> Extract provided
** BEGIN **
# Ryobi R500



## RoyT (Aug 8, 2008)

I want to replace the power cord of an old Ryobi plunge router and am having difficulty removing the plastic housing. I've removed the four bolts holding the housing to the metal bottom and the adjustment knob but there seems to be something else holding the two together. Any experience or ideas before I try brute force? Thank you in advance


----------



## Knothead47 (Feb 10, 2010)

Are you sure there aren't screws that are hidden somewhere? Sometimes things are designed so you can't take them apart unless you have a manual that tells what to do. Or so you don't hurt yourself and sue the company. Plastic parts sometimes are snapped together and held in place by screws. My paper shredder had a label stuck over one of the screws; removing the label voids the warranty. I had to take it apart as I found plastic envelopes jam the cutters. Who cares? Cheaper to trash it and buy a new one if it won't work or go together.


----------



## Semipro (Mar 22, 2013)

Hello and welcome to the forum.
here is parts guide might help.
http://www.routerforums.com/attachments/ryobi/57273d1354464466-ryobi-r-500-parts-listing-r500.pdf


----------



## RoyT (Aug 8, 2008)

Thank you Knothead47 and Semipro for your help. I'll try snapping the plastic in at the edges, maybe that's the trick. That exploded parts diagram is included in the owners manual which I have. Unfortunately, it doesn't provide the info needed. Thanks again.


----------
** END **
> Data entries
** BEGIN **
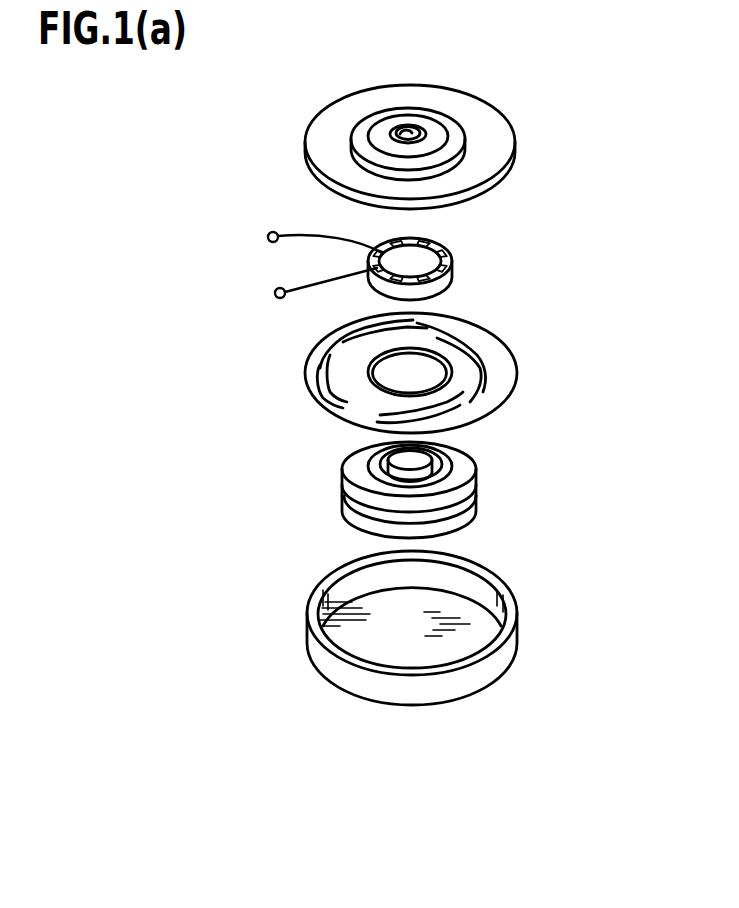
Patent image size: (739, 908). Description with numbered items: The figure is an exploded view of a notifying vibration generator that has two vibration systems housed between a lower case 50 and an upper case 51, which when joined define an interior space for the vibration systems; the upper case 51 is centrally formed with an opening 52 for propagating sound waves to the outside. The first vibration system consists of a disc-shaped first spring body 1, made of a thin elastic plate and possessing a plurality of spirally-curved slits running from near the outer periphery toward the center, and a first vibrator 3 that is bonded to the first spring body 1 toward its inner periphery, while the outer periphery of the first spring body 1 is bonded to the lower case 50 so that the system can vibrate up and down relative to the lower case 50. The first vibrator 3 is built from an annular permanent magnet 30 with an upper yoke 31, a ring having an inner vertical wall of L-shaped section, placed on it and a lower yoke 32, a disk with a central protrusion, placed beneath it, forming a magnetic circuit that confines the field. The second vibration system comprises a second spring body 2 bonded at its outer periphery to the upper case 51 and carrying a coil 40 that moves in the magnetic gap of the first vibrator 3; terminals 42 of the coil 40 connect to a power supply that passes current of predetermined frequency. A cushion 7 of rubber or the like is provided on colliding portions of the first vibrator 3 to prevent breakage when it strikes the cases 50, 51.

The first spring body 1 is at (470, 333).
The second spring body 2 is at (455, 253).
The first vibrator 3 is at (503, 493).
The cushion 7 is at (353, 377).
The permanent magnet 30 is at (474, 498).
The upper yoke 31 is at (463, 465).
The lower yoke 32 is at (481, 529).
The coil 40 is at (425, 296).
The terminals 42 is at (268, 238).
The lower case 50 is at (497, 660).
The upper case 51 is at (492, 135).
The opening 52 is at (413, 128).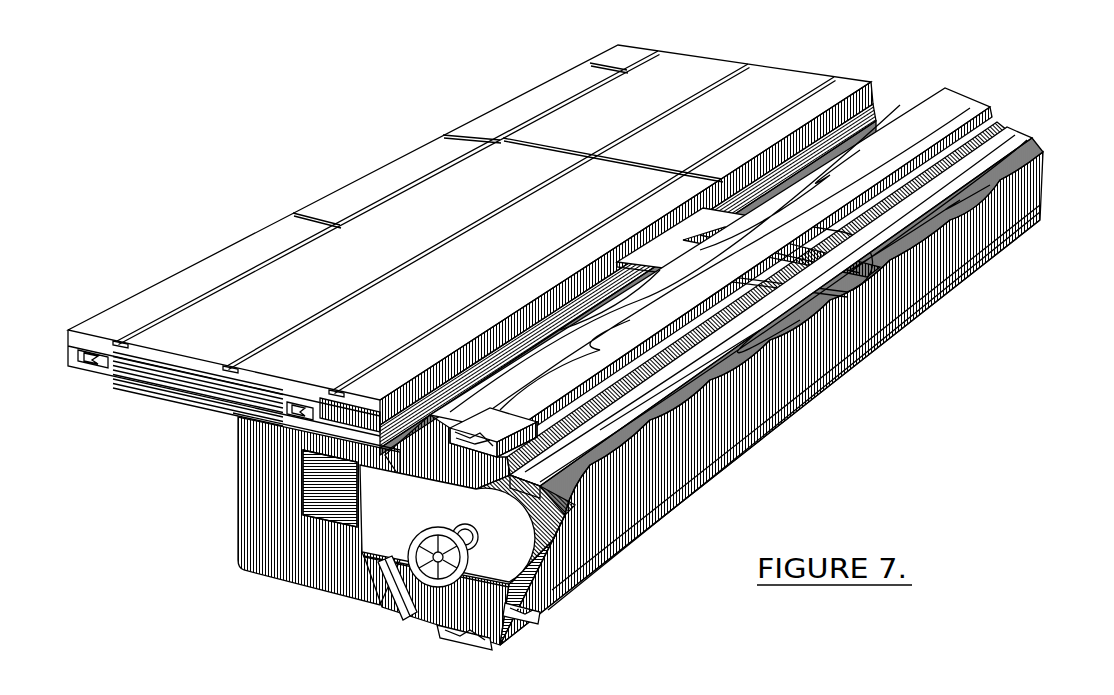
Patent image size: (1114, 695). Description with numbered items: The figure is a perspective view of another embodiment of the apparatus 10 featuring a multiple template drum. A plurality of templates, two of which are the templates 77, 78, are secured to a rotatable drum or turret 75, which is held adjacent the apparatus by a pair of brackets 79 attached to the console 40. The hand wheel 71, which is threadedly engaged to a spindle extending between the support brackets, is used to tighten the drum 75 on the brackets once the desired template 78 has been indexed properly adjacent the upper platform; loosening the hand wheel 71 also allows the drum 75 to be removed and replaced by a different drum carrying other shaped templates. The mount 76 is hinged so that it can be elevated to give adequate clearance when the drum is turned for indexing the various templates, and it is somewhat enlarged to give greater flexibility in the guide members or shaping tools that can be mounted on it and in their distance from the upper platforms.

The floor panel assembly 10 is at (653, 87).
The console 40 is at (265, 480).
The hand wheel 71 is at (440, 610).
The rotatable drum 75 is at (540, 620).
The mount 76 is at (973, 268).
The template 77 is at (1020, 143).
The template 78 is at (957, 108).
The brackets 79 is at (392, 538).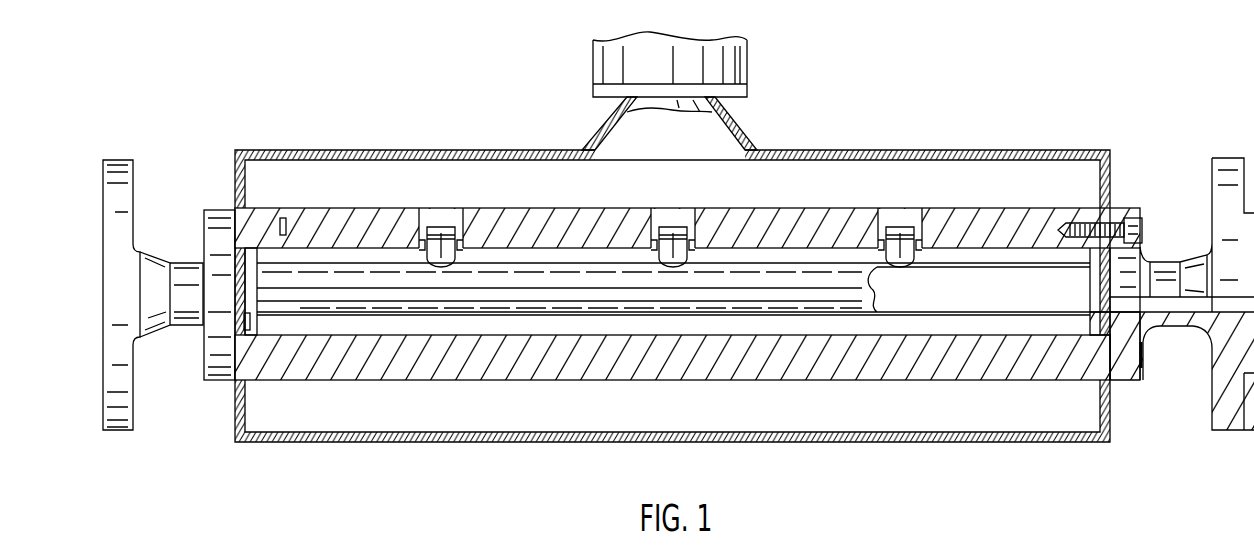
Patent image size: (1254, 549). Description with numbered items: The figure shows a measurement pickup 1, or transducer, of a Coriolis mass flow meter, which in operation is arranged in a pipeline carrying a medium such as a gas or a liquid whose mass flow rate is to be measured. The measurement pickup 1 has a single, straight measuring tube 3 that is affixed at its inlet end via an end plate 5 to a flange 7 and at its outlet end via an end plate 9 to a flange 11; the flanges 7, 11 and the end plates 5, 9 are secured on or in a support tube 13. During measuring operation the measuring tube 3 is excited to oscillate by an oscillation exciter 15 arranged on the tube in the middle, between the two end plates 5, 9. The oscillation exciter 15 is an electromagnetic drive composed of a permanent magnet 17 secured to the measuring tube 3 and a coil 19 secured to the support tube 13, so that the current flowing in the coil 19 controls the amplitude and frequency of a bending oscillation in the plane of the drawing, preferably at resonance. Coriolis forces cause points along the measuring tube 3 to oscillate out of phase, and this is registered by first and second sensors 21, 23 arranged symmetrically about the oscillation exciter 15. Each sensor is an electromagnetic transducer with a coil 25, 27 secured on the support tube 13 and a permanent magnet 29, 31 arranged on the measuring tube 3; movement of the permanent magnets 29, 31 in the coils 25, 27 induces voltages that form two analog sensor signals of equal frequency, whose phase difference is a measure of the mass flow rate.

The measurement pickup 1 is at (874, 62).
The measuring tube 3 is at (380, 305).
The end plate 5 is at (243, 275).
The flange 7 is at (120, 162).
The end plate 9 is at (1100, 282).
The flange 11 is at (1237, 418).
The support tube 13 is at (460, 372).
The oscillation exciter 15 is at (673, 210).
The permanent magnet 17 is at (685, 247).
The coil 19 is at (667, 233).
The first sensor 21 is at (442, 210).
The second sensor 23 is at (902, 212).
The coil 25 is at (433, 233).
The coil 27 is at (893, 228).
The permanent magnet 29 is at (445, 247).
The permanent magnet 31 is at (912, 247).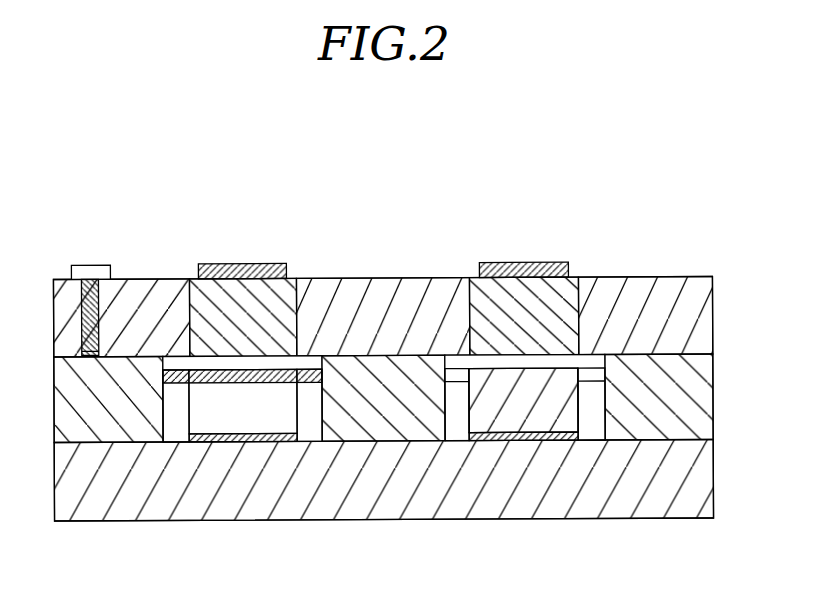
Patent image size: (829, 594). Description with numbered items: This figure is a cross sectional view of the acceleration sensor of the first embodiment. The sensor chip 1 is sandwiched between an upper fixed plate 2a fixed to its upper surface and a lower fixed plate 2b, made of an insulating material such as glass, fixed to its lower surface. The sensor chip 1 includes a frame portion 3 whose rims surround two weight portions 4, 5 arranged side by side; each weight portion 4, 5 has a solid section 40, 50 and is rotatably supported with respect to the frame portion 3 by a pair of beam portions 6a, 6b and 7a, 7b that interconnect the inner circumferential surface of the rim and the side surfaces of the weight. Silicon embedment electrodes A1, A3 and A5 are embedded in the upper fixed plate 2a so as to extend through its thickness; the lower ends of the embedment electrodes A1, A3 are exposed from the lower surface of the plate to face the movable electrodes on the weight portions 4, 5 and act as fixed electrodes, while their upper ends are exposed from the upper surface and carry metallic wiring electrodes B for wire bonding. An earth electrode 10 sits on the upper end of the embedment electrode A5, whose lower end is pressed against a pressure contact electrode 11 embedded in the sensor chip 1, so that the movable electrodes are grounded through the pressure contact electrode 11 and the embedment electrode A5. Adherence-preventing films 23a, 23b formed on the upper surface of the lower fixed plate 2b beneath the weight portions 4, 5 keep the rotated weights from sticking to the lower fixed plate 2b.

The sensor chip 1 is at (714, 427).
The upper fixed plate 2a is at (702, 308).
The lower fixed plate 2b is at (705, 477).
The frame portion 3 is at (698, 385).
The weight portion 4 is at (278, 412).
The weight portion 5 is at (558, 410).
The beam portion 6a is at (176, 377).
The beam portion 6b is at (312, 373).
The beam portion 7a is at (458, 373).
The beam portion 7b is at (595, 373).
The earth electrode 10 is at (93, 264).
The pressure contact electrode 11 is at (88, 354).
The adherence-preventing film 23a is at (248, 440).
The adherence-preventing film 23b is at (530, 440).
The solid section 40 is at (227, 415).
The solid section 50 is at (507, 415).
The embedment electrode A1 is at (252, 307).
The embedment electrode A3 is at (532, 303).
The embedment electrode A5 is at (90, 318).
The wiring electrode B is at (232, 263).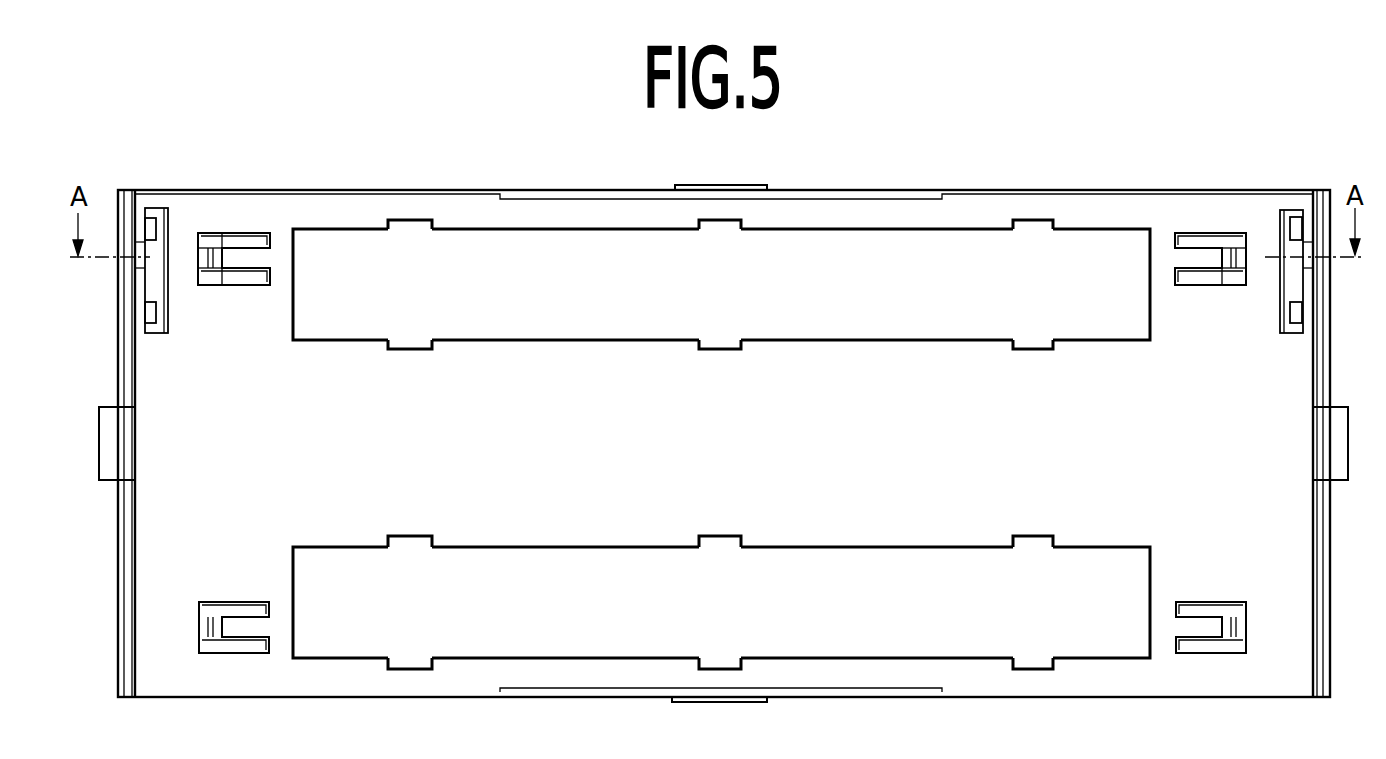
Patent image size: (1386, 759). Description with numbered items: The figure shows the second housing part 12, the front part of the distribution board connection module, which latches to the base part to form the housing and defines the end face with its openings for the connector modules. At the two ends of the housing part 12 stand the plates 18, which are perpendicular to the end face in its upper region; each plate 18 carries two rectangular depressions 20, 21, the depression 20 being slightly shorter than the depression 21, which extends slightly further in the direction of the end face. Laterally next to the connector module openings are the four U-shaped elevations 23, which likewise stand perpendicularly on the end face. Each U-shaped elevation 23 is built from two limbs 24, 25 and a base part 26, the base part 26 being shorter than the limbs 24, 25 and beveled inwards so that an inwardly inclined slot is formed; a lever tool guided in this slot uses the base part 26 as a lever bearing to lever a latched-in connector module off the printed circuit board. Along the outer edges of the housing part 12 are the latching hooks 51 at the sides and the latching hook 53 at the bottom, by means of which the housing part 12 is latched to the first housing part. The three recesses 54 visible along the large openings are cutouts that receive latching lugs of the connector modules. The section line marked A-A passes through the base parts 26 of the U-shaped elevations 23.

The second housing part 12 is at (980, 178).
The plate 18 is at (161, 247).
The depression 20 is at (148, 226).
The depression 21 is at (150, 311).
The U-shaped elevation 23 is at (217, 215).
The limb 24 is at (235, 275).
The limb 25 is at (258, 238).
The base part 26 is at (208, 258).
The latching hook 51 is at (110, 444).
The latching hook 53 is at (693, 702).
The recess 54 is at (412, 228).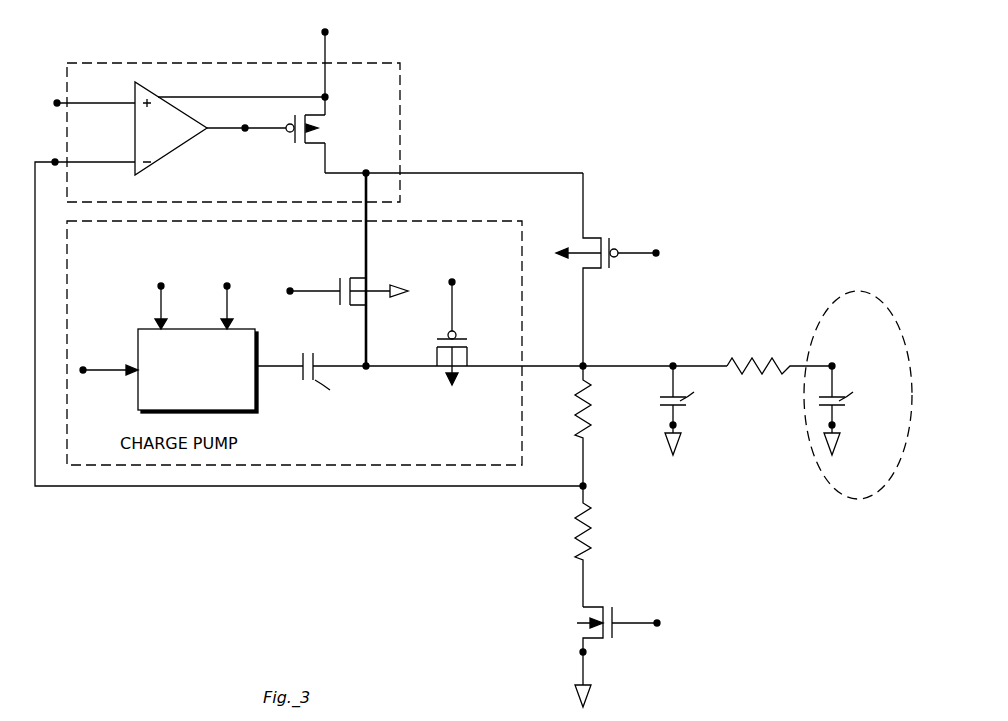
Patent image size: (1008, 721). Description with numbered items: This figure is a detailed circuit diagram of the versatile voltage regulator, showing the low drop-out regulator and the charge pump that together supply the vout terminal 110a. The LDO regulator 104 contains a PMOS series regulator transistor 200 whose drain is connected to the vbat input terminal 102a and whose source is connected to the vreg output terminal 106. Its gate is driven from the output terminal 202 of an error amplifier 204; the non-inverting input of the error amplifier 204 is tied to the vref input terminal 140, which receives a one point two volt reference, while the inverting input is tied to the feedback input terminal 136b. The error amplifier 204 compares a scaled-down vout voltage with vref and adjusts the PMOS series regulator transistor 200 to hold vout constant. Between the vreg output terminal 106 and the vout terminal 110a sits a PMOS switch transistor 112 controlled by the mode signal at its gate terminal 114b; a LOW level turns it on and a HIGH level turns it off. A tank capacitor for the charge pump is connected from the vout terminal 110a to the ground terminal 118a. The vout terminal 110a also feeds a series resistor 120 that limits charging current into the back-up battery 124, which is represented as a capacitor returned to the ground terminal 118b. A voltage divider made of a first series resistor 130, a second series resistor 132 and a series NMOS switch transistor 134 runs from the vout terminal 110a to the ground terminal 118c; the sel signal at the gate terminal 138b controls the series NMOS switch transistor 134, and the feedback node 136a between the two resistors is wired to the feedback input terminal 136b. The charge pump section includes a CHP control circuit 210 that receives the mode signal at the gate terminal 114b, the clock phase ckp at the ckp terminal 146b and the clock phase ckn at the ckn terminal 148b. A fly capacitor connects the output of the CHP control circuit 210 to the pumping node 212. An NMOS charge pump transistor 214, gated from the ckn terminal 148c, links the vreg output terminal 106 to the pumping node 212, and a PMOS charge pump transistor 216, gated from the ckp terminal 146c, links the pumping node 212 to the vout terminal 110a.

The vbat input terminal 102a is at (322, 30).
The LDO regulator 104 is at (375, 63).
The vreg output terminal 106 is at (368, 170).
The vout output terminal 110a is at (588, 363).
The PMOS switch transistor 112 is at (595, 237).
The gate terminal 114b is at (84, 373).
The ground terminal 118a is at (678, 428).
The ground terminal 118b is at (837, 428).
The ground terminal 118c is at (580, 650).
The series resistor 120 is at (758, 346).
The back-up battery 124 is at (805, 421).
The first series resistor 130 is at (588, 430).
The second series resistor 132 is at (577, 538).
The series NMOS switch transistor 134 is at (595, 605).
The feedback node 136a is at (590, 488).
The feedback input terminal 136b is at (55, 160).
The gate terminal 138b is at (659, 620).
The vref input terminal 140 is at (57, 100).
The ckp terminal 146b is at (230, 290).
The ckp terminal 146c is at (455, 285).
The ckn terminal 148b is at (158, 291).
The ckn terminal 148c is at (292, 295).
The PMOS series regulator transistor 200 is at (306, 138).
The output terminal 202 is at (248, 132).
The error amplifier 204 is at (170, 86).
The CHP control circuit 210 is at (260, 364).
The pumping node 212 is at (368, 370).
The NMOS charge pump transistor 214 is at (362, 284).
The PMOS charge pump transistor 216 is at (470, 343).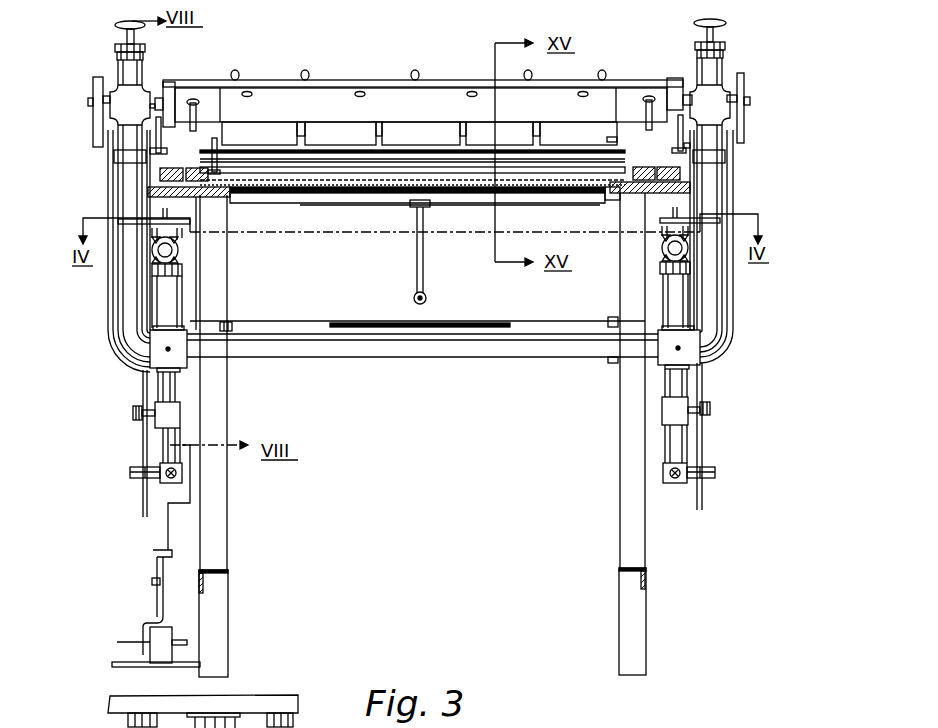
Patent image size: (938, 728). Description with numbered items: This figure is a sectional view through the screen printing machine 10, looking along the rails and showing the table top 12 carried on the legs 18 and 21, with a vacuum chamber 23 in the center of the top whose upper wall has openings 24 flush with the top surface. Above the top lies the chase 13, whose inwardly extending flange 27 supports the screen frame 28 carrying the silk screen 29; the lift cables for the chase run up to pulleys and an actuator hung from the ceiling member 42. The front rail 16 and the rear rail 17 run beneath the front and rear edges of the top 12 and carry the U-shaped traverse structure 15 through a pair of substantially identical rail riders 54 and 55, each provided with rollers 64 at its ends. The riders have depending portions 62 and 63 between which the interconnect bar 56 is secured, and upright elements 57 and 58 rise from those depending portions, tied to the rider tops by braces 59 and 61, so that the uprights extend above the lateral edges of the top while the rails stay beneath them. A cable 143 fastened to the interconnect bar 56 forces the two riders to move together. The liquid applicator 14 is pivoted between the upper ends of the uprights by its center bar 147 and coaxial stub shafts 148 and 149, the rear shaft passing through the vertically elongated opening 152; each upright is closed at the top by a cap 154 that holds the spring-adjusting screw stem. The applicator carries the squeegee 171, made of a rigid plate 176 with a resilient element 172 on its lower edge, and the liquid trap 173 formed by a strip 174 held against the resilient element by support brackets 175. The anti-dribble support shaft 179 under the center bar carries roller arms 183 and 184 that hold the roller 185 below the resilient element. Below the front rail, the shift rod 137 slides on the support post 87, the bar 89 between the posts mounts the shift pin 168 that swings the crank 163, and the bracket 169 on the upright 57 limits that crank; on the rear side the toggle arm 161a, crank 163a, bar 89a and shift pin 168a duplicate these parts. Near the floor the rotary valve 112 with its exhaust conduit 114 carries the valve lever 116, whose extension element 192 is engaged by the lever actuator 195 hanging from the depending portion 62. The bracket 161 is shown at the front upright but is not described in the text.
** END **
> Short task
Name every user who posted in the Ryobi R500 thread, listing each only once.

> Right answer
RoyT, Knothead47, Semipro